## ASSIGNED TASK 1
According to the text on merging PDF files so each starts on an odd page, which package contains ps2pdf in most Linux distros?
## ASSIGNED TASK 2
Continue the text on merging PDF files so each starts on an odd page, picking up right after its final line.

## TEXT FOR ANALYSIS

———

How can I merge PDF files (or PS if not possible) such that every file will begin in a odd page? - unix

I am working on a UNIX system and I'd like to merge thousands of PDF files into one file in order to print it. I don't know how many pages they are in advance.
I'd like to print it double sided, such that two files will not be on the same page.
Therefore it I'd the merging file to be aligned such that every file will begin in odd page and a blank page will be added if the next place to write is an even page.

Here's the solution I use (it's based on #Dingo's basic principle, but uses an easier approach for the PDF manipulation):
Create PDF file with a single blank page
First, create a PDF file with a single blank page somewhere (in my case, it is located at /path/to/blank.pdf). This command should work (from this thread):
touch blank.ps && ps2pdf blank.ps blank.pdf
Run Bash script
Then, from the directory that contains all my PDF files, I run a little script that appends the blank.pdf file to each PDF file with an odd page number:
#!/bin/bash
for f in *.pdf; do
let npages=$(pdfinfo "$f"|grep 'Pages:'|awk '{print $2}')
let modulo="($npages %2)"
if [ $modulo -eq 1 ]; then
pdftk "$f" "/path/to/blank.pdf" output "aligned_$f"
# or
# pdfunite "$f" "/path/to/blank.pdf" "aligned_$f"
else
cp "$f" "aligned_$f"
fi
done
Combine the results
Now, all aligned_-prefixed files have even page numbers, and I can join them using
pdftk aligned_*.pdf output result.pdf
# or
pdfunite aligned_*.pdf result.pdf
Tool info:
ps2pdf is in the ghostscript package in most Linux distros
pdfinfo, pdfunite are from the Poppler PDF rendering library (usually the package name is poppler-utils or poppler_utils)
pdftk is usually its own package, the pdftk package

your problem can be more easily solved if you look at this from an another point of view
to obtain that, in printing, page 1 of second pdf file will be not attached to last page of first pdf file on the same sheet of paper, and, more generally, first page of subsequent pdf file will be not printed on the back of the same sheet with the last page of the precedent pdf file
you need to perform a selective addition of one blank page only to pdf files having and odd number of pages
I wrote a simple script named abbblankifneeded that you can put in a file and then copy in /usr/bin or /usr/local/bin
and then invoke in folder where you have your pdf with this syntax
for f in *.pdf; do addblankifneeded $f; done
this script adds a blank page at end to pdf files having an odd number of pages, skipping pdf files having already an even number of pages and then join together all pdf into one
requirements: pdftk, pdfinfo
NOTE: depending from your bash environment, you may need to replace sh interpreter with bash interpreter in the first line of script
#!/bin/sh
#script to add automatically blank page at the end of a pdf documents, if count of their pages is a not a module of 2 and then to join all pdfs into one
#
# made by Dingo
#
# dokupuppylinux.co.cc
#
#http://pastebin.com/u/dingodog (my pastebin toolbox for pdf scripts)

———

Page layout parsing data
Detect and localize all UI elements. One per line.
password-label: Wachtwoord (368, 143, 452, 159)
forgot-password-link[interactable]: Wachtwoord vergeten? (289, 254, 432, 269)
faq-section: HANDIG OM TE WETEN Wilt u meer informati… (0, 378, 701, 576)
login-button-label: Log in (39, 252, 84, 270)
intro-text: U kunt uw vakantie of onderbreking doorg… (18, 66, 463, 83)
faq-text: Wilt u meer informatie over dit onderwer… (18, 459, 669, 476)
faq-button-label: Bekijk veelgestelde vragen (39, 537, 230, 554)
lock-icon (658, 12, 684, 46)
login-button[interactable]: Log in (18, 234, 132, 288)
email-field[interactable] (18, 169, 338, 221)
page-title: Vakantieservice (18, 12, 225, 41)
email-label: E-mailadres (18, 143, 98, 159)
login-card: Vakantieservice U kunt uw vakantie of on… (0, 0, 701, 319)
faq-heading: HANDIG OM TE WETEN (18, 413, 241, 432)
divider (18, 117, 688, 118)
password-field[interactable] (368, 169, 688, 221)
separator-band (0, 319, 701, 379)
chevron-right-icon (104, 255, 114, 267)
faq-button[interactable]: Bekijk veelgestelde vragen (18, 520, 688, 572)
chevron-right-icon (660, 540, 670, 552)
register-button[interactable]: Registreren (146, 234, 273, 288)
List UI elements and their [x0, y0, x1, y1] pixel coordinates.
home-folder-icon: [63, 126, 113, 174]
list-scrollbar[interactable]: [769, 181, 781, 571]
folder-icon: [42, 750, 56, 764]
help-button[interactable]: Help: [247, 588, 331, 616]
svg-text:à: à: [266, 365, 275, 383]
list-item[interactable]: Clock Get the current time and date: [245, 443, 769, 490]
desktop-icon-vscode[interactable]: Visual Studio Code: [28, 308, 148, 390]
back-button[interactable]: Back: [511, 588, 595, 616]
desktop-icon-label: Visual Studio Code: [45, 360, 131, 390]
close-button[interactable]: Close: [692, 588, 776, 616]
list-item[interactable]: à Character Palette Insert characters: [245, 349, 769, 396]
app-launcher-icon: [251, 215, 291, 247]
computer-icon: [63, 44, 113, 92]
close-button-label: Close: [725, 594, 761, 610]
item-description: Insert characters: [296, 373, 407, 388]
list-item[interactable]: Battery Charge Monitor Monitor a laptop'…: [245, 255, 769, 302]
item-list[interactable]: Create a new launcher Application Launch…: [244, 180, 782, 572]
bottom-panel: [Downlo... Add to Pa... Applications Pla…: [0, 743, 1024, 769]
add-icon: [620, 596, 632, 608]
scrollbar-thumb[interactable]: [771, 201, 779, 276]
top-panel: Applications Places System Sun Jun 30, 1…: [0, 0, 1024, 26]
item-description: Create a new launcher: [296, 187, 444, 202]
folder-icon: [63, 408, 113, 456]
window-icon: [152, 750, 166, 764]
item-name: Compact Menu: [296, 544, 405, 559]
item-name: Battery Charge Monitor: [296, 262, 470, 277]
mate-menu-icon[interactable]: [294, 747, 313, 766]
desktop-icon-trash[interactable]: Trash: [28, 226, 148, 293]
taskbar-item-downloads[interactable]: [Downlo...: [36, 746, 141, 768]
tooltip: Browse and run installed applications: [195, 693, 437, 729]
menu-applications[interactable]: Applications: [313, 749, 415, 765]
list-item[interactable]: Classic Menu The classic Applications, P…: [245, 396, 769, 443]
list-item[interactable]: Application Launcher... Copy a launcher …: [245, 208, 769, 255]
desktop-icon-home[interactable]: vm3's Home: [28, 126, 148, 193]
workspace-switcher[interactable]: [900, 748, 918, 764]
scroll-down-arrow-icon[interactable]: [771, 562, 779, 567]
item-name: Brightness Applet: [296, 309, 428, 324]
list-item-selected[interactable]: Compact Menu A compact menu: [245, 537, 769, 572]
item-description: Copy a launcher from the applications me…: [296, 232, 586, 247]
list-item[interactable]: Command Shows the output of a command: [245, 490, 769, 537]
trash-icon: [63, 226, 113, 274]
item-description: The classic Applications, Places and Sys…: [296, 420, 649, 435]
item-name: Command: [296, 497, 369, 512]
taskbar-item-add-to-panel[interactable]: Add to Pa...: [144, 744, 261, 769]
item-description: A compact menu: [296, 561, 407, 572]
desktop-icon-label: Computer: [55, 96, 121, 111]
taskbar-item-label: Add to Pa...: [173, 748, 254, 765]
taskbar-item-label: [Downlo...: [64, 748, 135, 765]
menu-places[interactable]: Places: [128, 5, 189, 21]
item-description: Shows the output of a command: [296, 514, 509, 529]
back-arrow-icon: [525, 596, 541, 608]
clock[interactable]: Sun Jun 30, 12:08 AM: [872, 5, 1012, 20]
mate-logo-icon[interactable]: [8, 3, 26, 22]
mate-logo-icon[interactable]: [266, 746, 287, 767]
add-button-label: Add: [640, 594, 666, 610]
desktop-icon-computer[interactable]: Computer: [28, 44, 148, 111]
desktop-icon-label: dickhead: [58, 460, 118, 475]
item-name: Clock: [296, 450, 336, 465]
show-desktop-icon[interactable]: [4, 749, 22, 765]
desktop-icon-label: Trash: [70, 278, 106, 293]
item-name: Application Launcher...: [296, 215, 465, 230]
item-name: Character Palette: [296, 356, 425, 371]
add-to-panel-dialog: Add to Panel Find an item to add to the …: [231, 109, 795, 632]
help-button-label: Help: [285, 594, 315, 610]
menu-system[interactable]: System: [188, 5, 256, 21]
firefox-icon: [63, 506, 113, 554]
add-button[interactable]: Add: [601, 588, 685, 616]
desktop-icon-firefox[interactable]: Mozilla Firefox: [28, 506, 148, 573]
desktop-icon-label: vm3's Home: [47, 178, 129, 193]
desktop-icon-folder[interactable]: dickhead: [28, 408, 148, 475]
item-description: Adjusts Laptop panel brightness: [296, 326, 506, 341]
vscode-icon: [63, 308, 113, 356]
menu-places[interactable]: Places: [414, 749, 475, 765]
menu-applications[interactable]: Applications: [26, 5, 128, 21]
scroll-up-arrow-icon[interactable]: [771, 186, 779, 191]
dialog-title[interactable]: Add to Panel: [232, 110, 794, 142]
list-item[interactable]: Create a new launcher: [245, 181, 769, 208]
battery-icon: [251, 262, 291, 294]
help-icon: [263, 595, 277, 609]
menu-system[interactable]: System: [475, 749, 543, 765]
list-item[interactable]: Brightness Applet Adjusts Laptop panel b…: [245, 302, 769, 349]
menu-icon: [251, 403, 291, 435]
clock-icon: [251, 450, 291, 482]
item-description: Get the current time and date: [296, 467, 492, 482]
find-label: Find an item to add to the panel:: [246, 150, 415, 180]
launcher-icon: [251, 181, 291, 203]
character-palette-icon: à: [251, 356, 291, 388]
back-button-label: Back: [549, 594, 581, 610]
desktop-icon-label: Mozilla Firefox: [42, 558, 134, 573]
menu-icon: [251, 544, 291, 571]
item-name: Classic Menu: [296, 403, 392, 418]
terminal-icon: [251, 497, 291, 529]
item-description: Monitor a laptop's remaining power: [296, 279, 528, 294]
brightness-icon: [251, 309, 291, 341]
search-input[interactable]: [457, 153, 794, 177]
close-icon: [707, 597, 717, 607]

———

## YOUR RESPONSE 1
The ghostscript package.

## YOUR RESPONSE 2
#
filename=$1
altxlarg="`pdfinfo -box $filename| grep MediaBox | cut -d : -f2 | awk '{print $3 FS $4}'`"
echo "%PDF-1.4
%µí®û
3 0 obj
<<
/Length 0
>>
stream
endstream
endobj
4 0 obj
<<
/ProcSet [/PDF ]
/ExtGState <<
/GS1 1 0 R
>>
>>
endobj
5 0 obj
<<
/Type /Halftone
/HalftoneType 1
/HalftoneName (Default)
/Frequency 60
/Angle 45
/SpotFunction /Round
>>
endobj
1 0 obj
<<
/Type /ExtGState
/SA false
/OP false
/HT /Default
>>
endobj
2 0 obj
<<
/Type /Page
/Parent 7 0 R
/Resources 4 0 R
/Contents 3 0 R
>>
endobj
7 0 obj
<<
/Type /Pages
/Kids [2 0 R ]
/Count 1
/MediaBox [0 0 595 841]
>>
endobj
6 0 obj
<<
/Type /Catalog
/Pages 7 0 R
>>
endobj
8 0 obj
<<
/CreationDate (D:20110915222508)
/Producer (libgnomeprint Ver: 2.12.1)
>>
endobj
xref
0 9
0000000000 65535 f
0000000278 00000 n
0000000357 00000 n
0000000017 00000 n
0000000072 00000 n
0000000146 00000 n
0000000535 00000 n
0000000445 00000 n
0000000590 00000 n
trailer
<<
/Size 9
/Root 6 0 R
/Info 8 0 R
>>
startxref
688
%%EOF" | sed -e "s/595 841/$altxlarg/g">blank.pdf
pdftk blank.pdf output fixed.pdf
mv fixed.pdf blank.pdf
pages="`pdftk $filename dump_data | grep NumberOfPages | cut -d : -f2`"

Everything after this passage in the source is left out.